WHAT TO DO:
The records that follow must be repeated verbatim, every one of them.

** BEGIN INPUT DATA **

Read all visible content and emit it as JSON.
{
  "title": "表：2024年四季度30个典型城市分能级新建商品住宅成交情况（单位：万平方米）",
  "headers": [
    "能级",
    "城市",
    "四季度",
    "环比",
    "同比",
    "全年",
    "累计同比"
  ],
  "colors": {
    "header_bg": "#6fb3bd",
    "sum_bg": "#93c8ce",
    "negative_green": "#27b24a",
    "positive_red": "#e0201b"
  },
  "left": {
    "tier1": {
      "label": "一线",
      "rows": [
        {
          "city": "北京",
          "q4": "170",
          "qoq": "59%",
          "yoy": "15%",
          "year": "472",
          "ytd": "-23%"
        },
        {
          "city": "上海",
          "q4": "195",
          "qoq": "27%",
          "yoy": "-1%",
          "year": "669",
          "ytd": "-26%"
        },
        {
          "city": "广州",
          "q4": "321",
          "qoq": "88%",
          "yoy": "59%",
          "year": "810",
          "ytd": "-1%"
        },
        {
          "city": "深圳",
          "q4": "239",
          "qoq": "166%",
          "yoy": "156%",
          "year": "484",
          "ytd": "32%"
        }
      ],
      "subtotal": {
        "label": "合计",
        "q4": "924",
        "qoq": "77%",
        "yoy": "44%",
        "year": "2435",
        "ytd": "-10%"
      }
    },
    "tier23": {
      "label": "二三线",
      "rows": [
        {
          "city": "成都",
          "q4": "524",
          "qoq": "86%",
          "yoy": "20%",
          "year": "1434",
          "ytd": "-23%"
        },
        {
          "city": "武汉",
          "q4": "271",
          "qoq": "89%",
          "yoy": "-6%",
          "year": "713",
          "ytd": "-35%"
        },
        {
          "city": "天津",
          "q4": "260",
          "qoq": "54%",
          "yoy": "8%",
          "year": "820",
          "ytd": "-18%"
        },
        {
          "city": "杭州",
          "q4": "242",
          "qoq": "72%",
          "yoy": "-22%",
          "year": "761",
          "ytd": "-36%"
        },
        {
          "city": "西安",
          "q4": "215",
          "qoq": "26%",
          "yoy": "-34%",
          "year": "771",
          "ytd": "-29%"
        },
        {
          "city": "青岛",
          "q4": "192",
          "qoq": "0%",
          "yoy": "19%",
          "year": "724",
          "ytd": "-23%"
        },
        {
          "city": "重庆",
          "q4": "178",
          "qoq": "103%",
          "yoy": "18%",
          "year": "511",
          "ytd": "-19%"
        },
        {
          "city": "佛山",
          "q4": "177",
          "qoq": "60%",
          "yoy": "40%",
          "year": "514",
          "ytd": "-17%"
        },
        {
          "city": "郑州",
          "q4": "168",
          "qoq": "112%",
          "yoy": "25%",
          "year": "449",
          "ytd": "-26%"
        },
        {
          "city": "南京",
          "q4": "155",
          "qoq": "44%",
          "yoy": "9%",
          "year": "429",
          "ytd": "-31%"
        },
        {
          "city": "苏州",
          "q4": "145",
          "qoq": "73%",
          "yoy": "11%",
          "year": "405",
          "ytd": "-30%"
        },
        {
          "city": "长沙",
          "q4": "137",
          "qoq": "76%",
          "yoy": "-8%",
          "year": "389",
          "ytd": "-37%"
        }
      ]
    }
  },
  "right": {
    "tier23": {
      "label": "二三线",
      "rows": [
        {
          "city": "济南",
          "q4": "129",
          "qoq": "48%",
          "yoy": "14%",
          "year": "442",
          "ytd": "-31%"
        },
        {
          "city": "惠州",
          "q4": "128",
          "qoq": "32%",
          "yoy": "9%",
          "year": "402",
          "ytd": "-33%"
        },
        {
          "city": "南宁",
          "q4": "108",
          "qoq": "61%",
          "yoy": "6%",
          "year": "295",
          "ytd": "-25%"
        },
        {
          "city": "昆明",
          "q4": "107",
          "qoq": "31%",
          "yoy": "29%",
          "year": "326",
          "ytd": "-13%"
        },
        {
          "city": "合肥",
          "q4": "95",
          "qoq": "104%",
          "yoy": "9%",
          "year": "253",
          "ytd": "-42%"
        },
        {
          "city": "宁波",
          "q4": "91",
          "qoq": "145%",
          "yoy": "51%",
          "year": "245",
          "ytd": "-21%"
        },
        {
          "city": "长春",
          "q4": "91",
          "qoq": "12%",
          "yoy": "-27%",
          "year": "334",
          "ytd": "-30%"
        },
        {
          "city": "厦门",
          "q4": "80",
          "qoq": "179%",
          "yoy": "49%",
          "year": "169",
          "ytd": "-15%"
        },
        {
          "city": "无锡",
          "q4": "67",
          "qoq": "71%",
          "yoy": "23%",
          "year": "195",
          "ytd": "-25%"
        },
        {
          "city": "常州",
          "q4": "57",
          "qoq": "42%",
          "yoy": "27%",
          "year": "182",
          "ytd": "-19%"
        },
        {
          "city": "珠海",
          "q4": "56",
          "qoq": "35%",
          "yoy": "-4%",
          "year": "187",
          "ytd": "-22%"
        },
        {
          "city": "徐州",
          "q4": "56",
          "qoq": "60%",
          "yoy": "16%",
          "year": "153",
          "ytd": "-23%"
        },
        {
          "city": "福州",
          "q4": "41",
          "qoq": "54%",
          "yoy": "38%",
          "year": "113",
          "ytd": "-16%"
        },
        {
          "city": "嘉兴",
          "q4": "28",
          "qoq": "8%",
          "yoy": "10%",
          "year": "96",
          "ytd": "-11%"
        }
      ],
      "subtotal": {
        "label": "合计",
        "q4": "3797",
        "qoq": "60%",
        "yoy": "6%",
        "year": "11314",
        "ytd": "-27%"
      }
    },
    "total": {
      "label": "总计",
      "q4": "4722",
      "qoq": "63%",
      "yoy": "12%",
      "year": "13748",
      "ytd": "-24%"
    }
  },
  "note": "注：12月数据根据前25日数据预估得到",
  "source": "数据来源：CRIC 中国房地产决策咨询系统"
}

** END INPUT DATA **

COMPLETED EXERCISE:
Read all visible content and emit it as JSON.
{
  "title": "表：2024年四季度30个典型城市分能级新建商品住宅成交情况（单位：万平方米）",
  "headers": [
    "能级",
    "城市",
    "四季度",
    "环比",
    "同比",
    "全年",
    "累计同比"
  ],
  "colors": {
    "header_bg": "#6fb3bd",
    "sum_bg": "#93c8ce",
    "negative_green": "#27b24a",
    "positive_red": "#e0201b"
  },
  "left": {
    "tier1": {
      "label": "一线",
      "rows": [
        {
          "city": "北京",
          "q4": "170",
          "qoq": "59%",
          "yoy": "15%",
          "year": "472",
          "ytd": "-23%"
        },
        {
          "city": "上海",
          "q4": "195",
          "qoq": "27%",
          "yoy": "-1%",
          "year": "669",
          "ytd": "-26%"
        },
        {
          "city": "广州",
          "q4": "321",
          "qoq": "88%",
          "yoy": "59%",
          "year": "810",
          "ytd": "-1%"
        },
        {
          "city": "深圳",
          "q4": "239",
          "qoq": "166%",
          "yoy": "156%",
          "year": "484",
          "ytd": "32%"
        }
      ],
      "subtotal": {
        "label": "合计",
        "q4": "924",
        "qoq": "77%",
        "yoy": "44%",
        "year": "2435",
        "ytd": "-10%"
      }
    },
    "tier23": {
      "label": "二三线",
      "rows": [
        {
          "city": "成都",
          "q4": "524",
          "qoq": "86%",
          "yoy": "20%",
          "year": "1434",
          "ytd": "-23%"
        },
        {
          "city": "武汉",
          "q4": "271",
          "qoq": "89%",
          "yoy": "-6%",
          "year": "713",
          "ytd": "-35%"
        },
        {
          "city": "天津",
          "q4": "260",
          "qoq": "54%",
          "yoy": "8%",
          "year": "820",
          "ytd": "-18%"
        },
        {
          "city": "杭州",
          "q4": "242",
          "qoq": "72%",
          "yoy": "-22%",
          "year": "761",
          "ytd": "-36%"
        },
        {
          "city": "西安",
          "q4": "215",
          "qoq": "26%",
          "yoy": "-34%",
          "year": "771",
          "ytd": "-29%"
        },
        {
          "city": "青岛",
          "q4": "192",
          "qoq": "0%",
          "yoy": "19%",
          "year": "724",
          "ytd": "-23%"
        },
        {
          "city": "重庆",
          "q4": "178",
          "qoq": "103%",
          "yoy": "18%",
          "year": "511",
          "ytd": "-19%"
        },
        {
          "city": "佛山",
          "q4": "177",
          "qoq": "60%",
          "yoy": "40%",
          "year": "514",
          "ytd": "-17%"
        },
        {
          "city": "郑州",
          "q4": "168",
          "qoq": "112%",
          "yoy": "25%",
          "year": "449",
          "ytd": "-26%"
        },
        {
          "city": "南京",
          "q4": "155",
          "qoq": "44%",
          "yoy": "9%",
          "year": "429",
          "ytd": "-31%"
        },
        {
          "city": "苏州",
          "q4": "145",
          "qoq": "73%",
          "yoy": "11%",
          "year": "405",
          "ytd": "-30%"
        },
        {
          "city": "长沙",
          "q4": "137",
          "qoq": "76%",
          "yoy": "-8%",
          "year": "389",
          "ytd": "-37%"
        }
      ]
    }
  },
  "right": {
    "tier23": {
      "label": "二三线",
      "rows": [
        {
          "city": "济南",
          "q4": "129",
          "qoq": "48%",
          "yoy": "14%",
          "year": "442",
          "ytd": "-31%"
        },
        {
          "city": "惠州",
          "q4": "128",
          "qoq": "32%",
          "yoy": "9%",
          "year": "402",
          "ytd": "-33%"
        },
        {
          "city": "南宁",
          "q4": "108",
          "qoq": "61%",
          "yoy": "6%",
          "year": "295",
          "ytd": "-25%"
        },
        {
          "city": "昆明",
          "q4": "107",
          "qoq": "31%",
          "yoy": "29%",
          "year": "326",
          "ytd": "-13%"
        },
        {
          "city": "合肥",
          "q4": "95",
          "qoq": "104%",
          "yoy": "9%",
          "year": "253",
          "ytd": "-42%"
        },
        {
          "city": "宁波",
          "q4": "91",
          "qoq": "145%",
          "yoy": "51%",
          "year": "245",
          "ytd": "-21%"
        },
        {
          "city": "长春",
          "q4": "91",
          "qoq": "12%",
          "yoy": "-27%",
          "year": "334",
          "ytd": "-30%"
        },
        {
          "city": "厦门",
          "q4": "80",
          "qoq": "179%",
          "yoy": "49%",
          "year": "169",
          "ytd": "-15%"
        },
        {
          "city": "无锡",
          "q4": "67",
          "qoq": "71%",
          "yoy": "23%",
          "year": "195",
          "ytd": "-25%"
        },
        {
          "city": "常州",
          "q4": "57",
          "qoq": "42%",
          "yoy": "27%",
          "year": "182",
          "ytd": "-19%"
        },
        {
          "city": "珠海",
          "q4": "56",
          "qoq": "35%",
          "yoy": "-4%",
          "year": "187",
          "ytd": "-22%"
        },
        {
          "city": "徐州",
          "q4": "56",
          "qoq": "60%",
          "yoy": "16%",
          "year": "153",
          "ytd": "-23%"
        },
        {
          "city": "福州",
          "q4": "41",
          "qoq": "54%",
          "yoy": "38%",
          "year": "113",
          "ytd": "-16%"
        },
        {
          "city": "嘉兴",
          "q4": "28",
          "qoq": "8%",
          "yoy": "10%",
          "year": "96",
          "ytd": "-11%"
        }
      ],
      "subtotal": {
        "label": "合计",
        "q4": "3797",
        "qoq": "60%",
        "yoy": "6%",
        "year": "11314",
        "ytd": "-27%"
      }
    },
    "total": {
      "label": "总计",
      "q4": "4722",
      "qoq": "63%",
      "yoy": "12%",
      "year": "13748",
      "ytd": "-24%"
    }
  },
  "note": "注：12月数据根据前25日数据预估得到",
  "source": "数据来源：CRIC 中国房地产决策咨询系统"
}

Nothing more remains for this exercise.